● Short problem
Gather each line of the records where "SOLIDWORKS" appears.

********************

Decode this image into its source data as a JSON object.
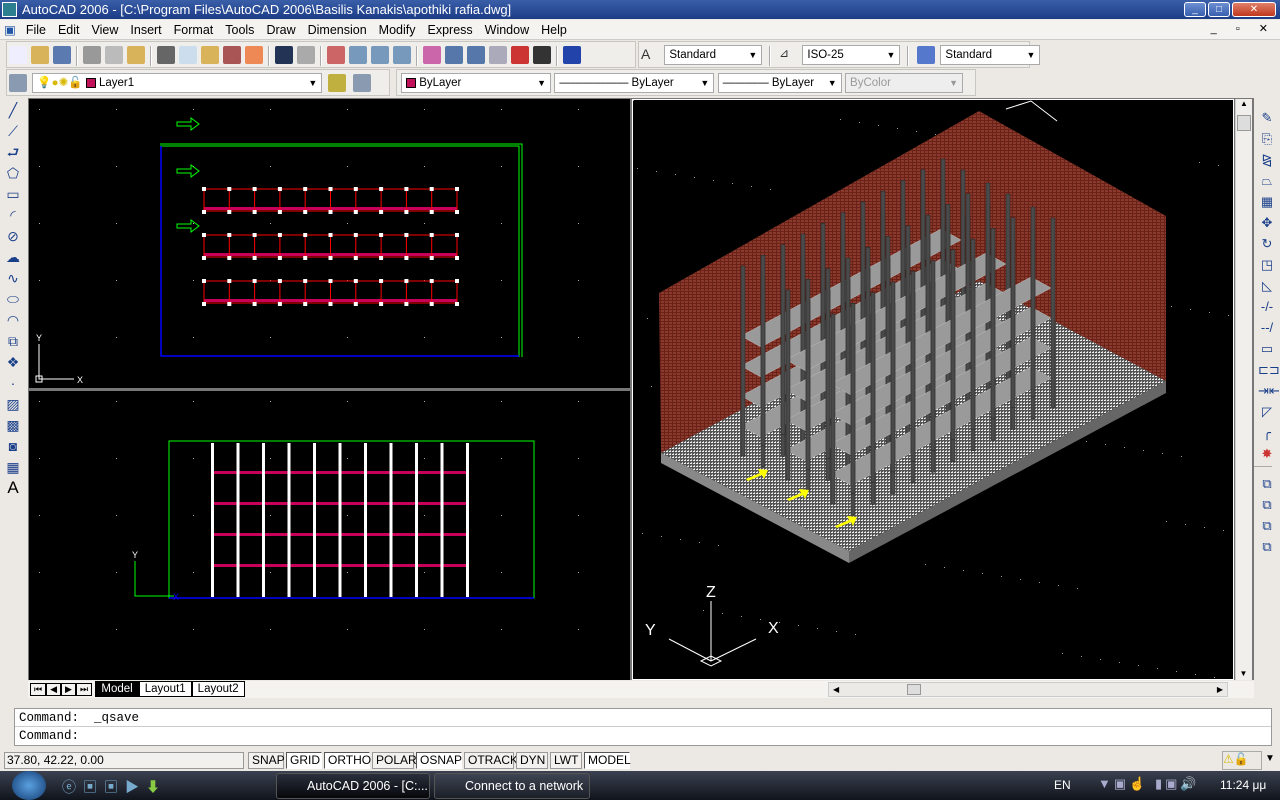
{
  "window": {
    "title": "AutoCAD 2006 - [C:\\Program Files\\AutoCAD 2006\\Basilis Kanakis\\apothiki rafia.dwg]"
  },
  "menu": [
    "File",
    "Edit",
    "View",
    "Insert",
    "Format",
    "Tools",
    "Draw",
    "Dimension",
    "Modify",
    "Express",
    "Window",
    "Help"
  ],
  "toolbar": {
    "text_style": "Standard",
    "dim_style": "ISO-25",
    "table_style": "Standard"
  },
  "layers": {
    "current_layer": "Layer1",
    "color": "ByLayer",
    "linetype": "ByLayer",
    "lineweight": "ByLayer",
    "plot_style": "ByColor",
    "layer_color": "#c0105a"
  },
  "tabs": [
    "Model",
    "Layout1",
    "Layout2"
  ],
  "active_tab": "Model",
  "command": {
    "history": "Command:  _qsave",
    "prompt": "Command:"
  },
  "status": {
    "coords": "37.80, 42.22, 0.00",
    "buttons": [
      {
        "label": "SNAP",
        "on": false
      },
      {
        "label": "GRID",
        "on": true
      },
      {
        "label": "ORTHO",
        "on": true
      },
      {
        "label": "POLAR",
        "on": false
      },
      {
        "label": "OSNAP",
        "on": true
      },
      {
        "label": "OTRACK",
        "on": false
      },
      {
        "label": "DYN",
        "on": false
      },
      {
        "label": "LWT",
        "on": false
      },
      {
        "label": "MODEL",
        "on": true
      }
    ]
  },
  "ucs": {
    "x": "X",
    "y": "Y",
    "z": "Z"
  },
  "taskbar": {
    "items": [
      "AutoCAD 2006 - [C:...",
      "Connect to a network"
    ],
    "lang": "EN",
    "clock": "11:24 μμ"
  },
  "colors": {
    "accent": "#1c3c86",
    "rack_red": "#ff0000",
    "rack_magenta": "#c8005a",
    "boundary_green": "#00ff00",
    "boundary_blue": "#0000ff",
    "wall_brick": "#7a2a20"
  }
}
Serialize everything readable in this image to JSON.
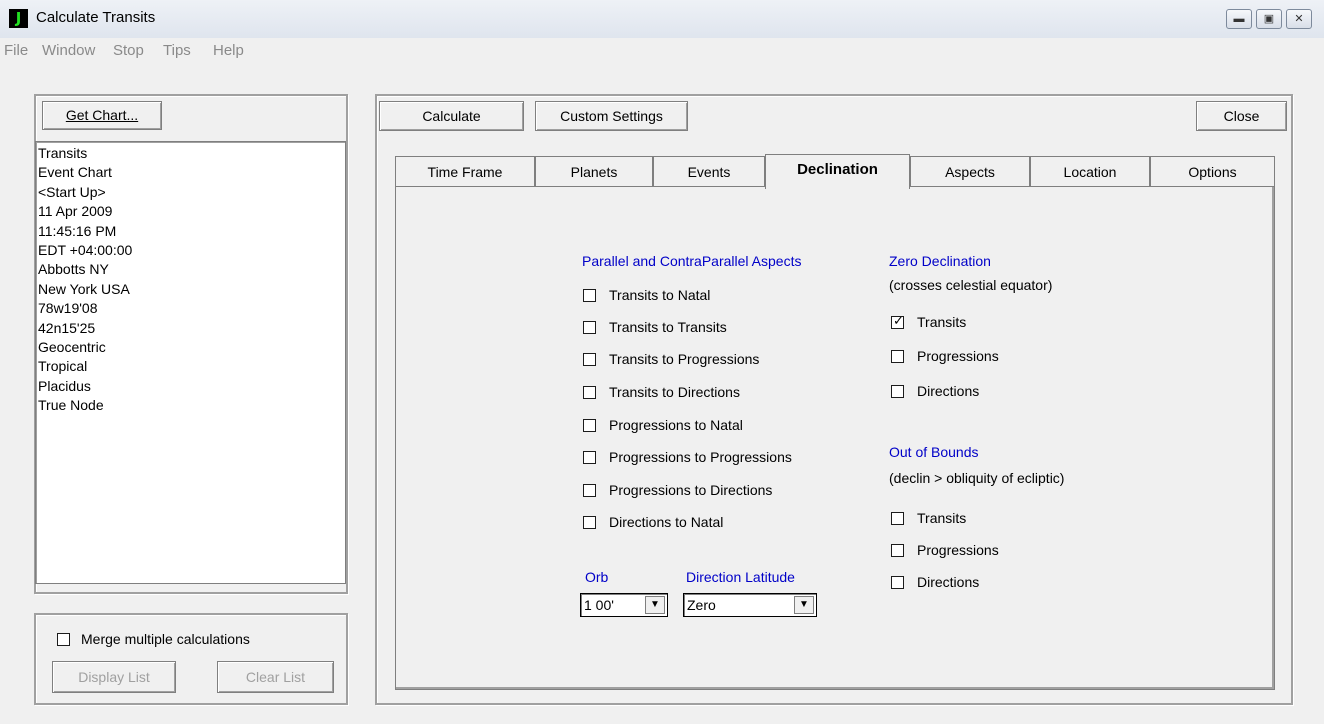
{
  "window": {
    "title": "Calculate Transits",
    "app_icon_letter": "J",
    "controls": [
      "minimize-icon",
      "maximize-icon",
      "close-icon"
    ]
  },
  "menu": [
    "File",
    "Window",
    "Stop",
    "Tips",
    "Help"
  ],
  "left_panel": {
    "get_chart_label": "Get Chart...",
    "chart_info": [
      "Transits",
      "Event Chart",
      "<Start Up>",
      "11 Apr 2009",
      "11:45:16 PM",
      "EDT +04:00:00",
      "Abbotts NY",
      "New York USA",
      "78w19'08",
      "42n15'25",
      "Geocentric",
      "Tropical",
      "Placidus",
      "True Node"
    ],
    "merge_label": "Merge multiple calculations",
    "merge_checked": false,
    "display_list_label": "Display List",
    "clear_list_label": "Clear List"
  },
  "toolbar": {
    "calculate_label": "Calculate",
    "custom_settings_label": "Custom Settings",
    "close_label": "Close"
  },
  "tabs": [
    "Time Frame",
    "Planets",
    "Events",
    "Declination",
    "Aspects",
    "Location",
    "Options"
  ],
  "active_tab": "Declination",
  "declination": {
    "parallel_heading": "Parallel and ContraParallel Aspects",
    "parallel_items": [
      {
        "label": "Transits to Natal",
        "checked": false
      },
      {
        "label": "Transits to Transits",
        "checked": false
      },
      {
        "label": "Transits to Progressions",
        "checked": false
      },
      {
        "label": "Transits to Directions",
        "checked": false
      },
      {
        "label": "Progressions to Natal",
        "checked": false
      },
      {
        "label": "Progressions to Progressions",
        "checked": false
      },
      {
        "label": "Progressions to Directions",
        "checked": false
      },
      {
        "label": "Directions to Natal",
        "checked": false
      }
    ],
    "orb_label": "Orb",
    "orb_value": "1 00'",
    "direction_latitude_label": "Direction Latitude",
    "direction_latitude_value": "Zero",
    "zero_heading": "Zero Declination",
    "zero_sub": "(crosses celestial equator)",
    "zero_items": [
      {
        "label": "Transits",
        "checked": true
      },
      {
        "label": "Progressions",
        "checked": false
      },
      {
        "label": "Directions",
        "checked": false
      }
    ],
    "oob_heading": "Out of Bounds",
    "oob_sub": "(declin > obliquity of ecliptic)",
    "oob_items": [
      {
        "label": "Transits",
        "checked": false
      },
      {
        "label": "Progressions",
        "checked": false
      },
      {
        "label": "Directions",
        "checked": false
      }
    ]
  },
  "colors": {
    "heading_blue": "#0000c8",
    "app_icon_green": "#22e022"
  }
}
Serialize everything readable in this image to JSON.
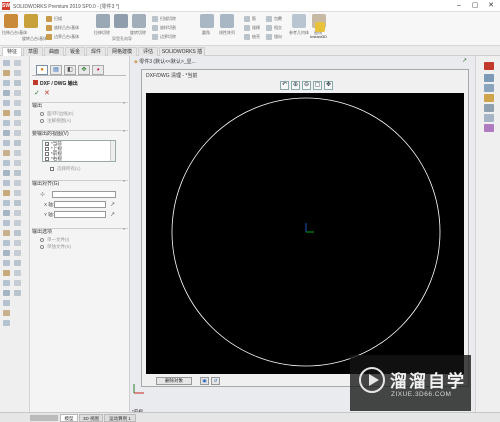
{
  "window": {
    "title": "SOLIDWORKS Premium 2019 SP0.0 - [零件3 *]",
    "logo_text": "SW"
  },
  "ribbon": {
    "tools": [
      "拉伸凸台/基体",
      "旋转凸台/基体",
      "扫描",
      "放样凸台/基体",
      "边界凸台/基体",
      "拉伸切除",
      "异型孔向导",
      "旋转切除",
      "扫描切除",
      "放样切割",
      "边界切除",
      "圆角",
      "线性阵列",
      "筋",
      "拔模",
      "抽壳",
      "包覆",
      "相交",
      "镜向",
      "参考几何体",
      "曲线",
      "Instant3D"
    ],
    "instant3d_label": "Instant3D"
  },
  "command_tabs": [
    "特征",
    "草图",
    "曲面",
    "钣金",
    "焊件",
    "网格建模",
    "评估",
    "SOLIDWORKS 插件"
  ],
  "property_manager": {
    "title": "DXF / DWG 输出",
    "ok_symbol": "✓",
    "cancel_symbol": "✕",
    "output_section": {
      "label": "输出",
      "options": [
        "面/环/边线(E)",
        "注解视图(A)"
      ]
    },
    "views_section": {
      "label": "要输出的视图(V)",
      "items": [
        {
          "label": "*当前",
          "checked": true
        },
        {
          "label": "*上视",
          "checked": false
        },
        {
          "label": "*前视",
          "checked": false
        },
        {
          "label": "*右视",
          "checked": false
        }
      ],
      "select_all_label": "选择所有(L)"
    },
    "coord_section": {
      "label": "输出对齐(G)",
      "x_label": "X 轴:",
      "y_label": "Y 轴:"
    },
    "file_section": {
      "label": "输出选项",
      "options": [
        "单一文件(I)",
        "单独文件(S)"
      ]
    }
  },
  "model_area": {
    "breadcrumb": "零件3 (默认<<默认>_显..."
  },
  "preview_dialog": {
    "title": "DXF/DWG 清理 - *当前",
    "tools": [
      "↶",
      "⊕",
      "⊖",
      "▢",
      "✥"
    ],
    "delete_button": "删除对象"
  },
  "status_tabs": [
    "模型",
    "3D 视图",
    "运动算例 1"
  ],
  "view_label": "*前视",
  "watermark": {
    "title": "溜溜自学",
    "url": "ZIXUE.3D66.COM"
  },
  "colors": {
    "accent": "#1a5fb4",
    "canvas_bg": "#000000",
    "circle": "#ffffff",
    "triad_x": "#00c000",
    "triad_y": "#1e5bd8"
  }
}
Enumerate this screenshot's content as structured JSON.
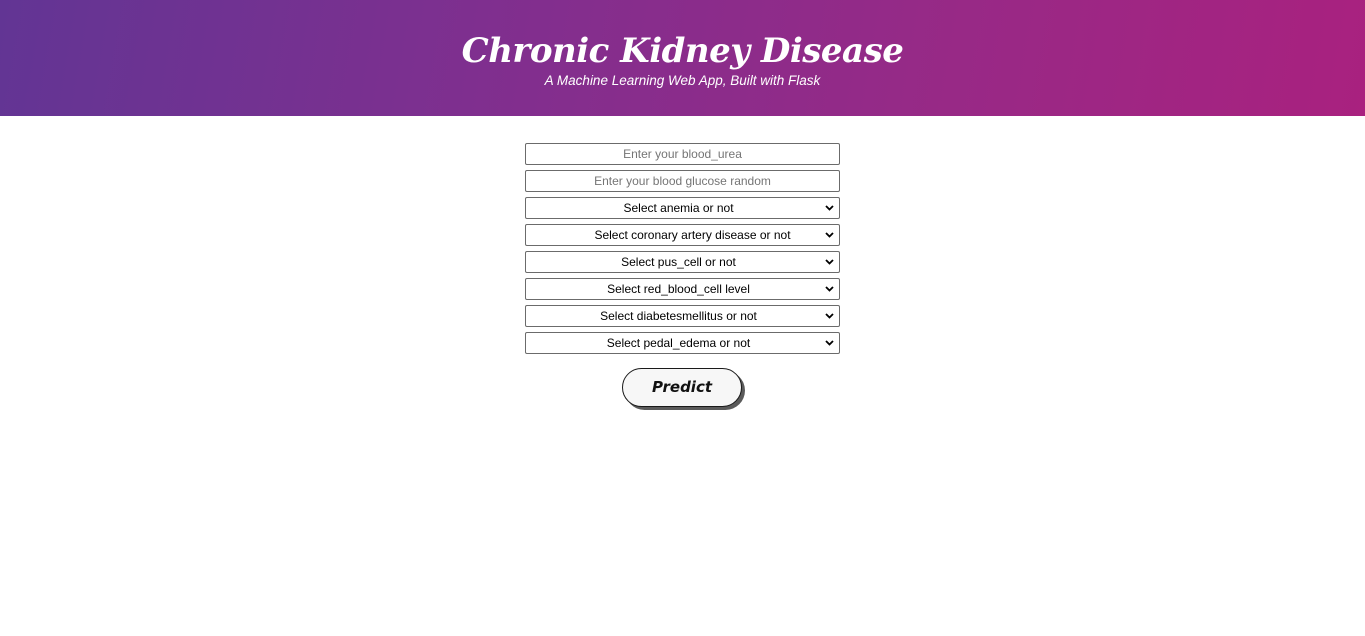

********************

● Answer for this exercise
    "title": "SOLIDWORKS Premium 2019 SP0.0 - [零件3 *]",
    "SOLIDWORKS 插件"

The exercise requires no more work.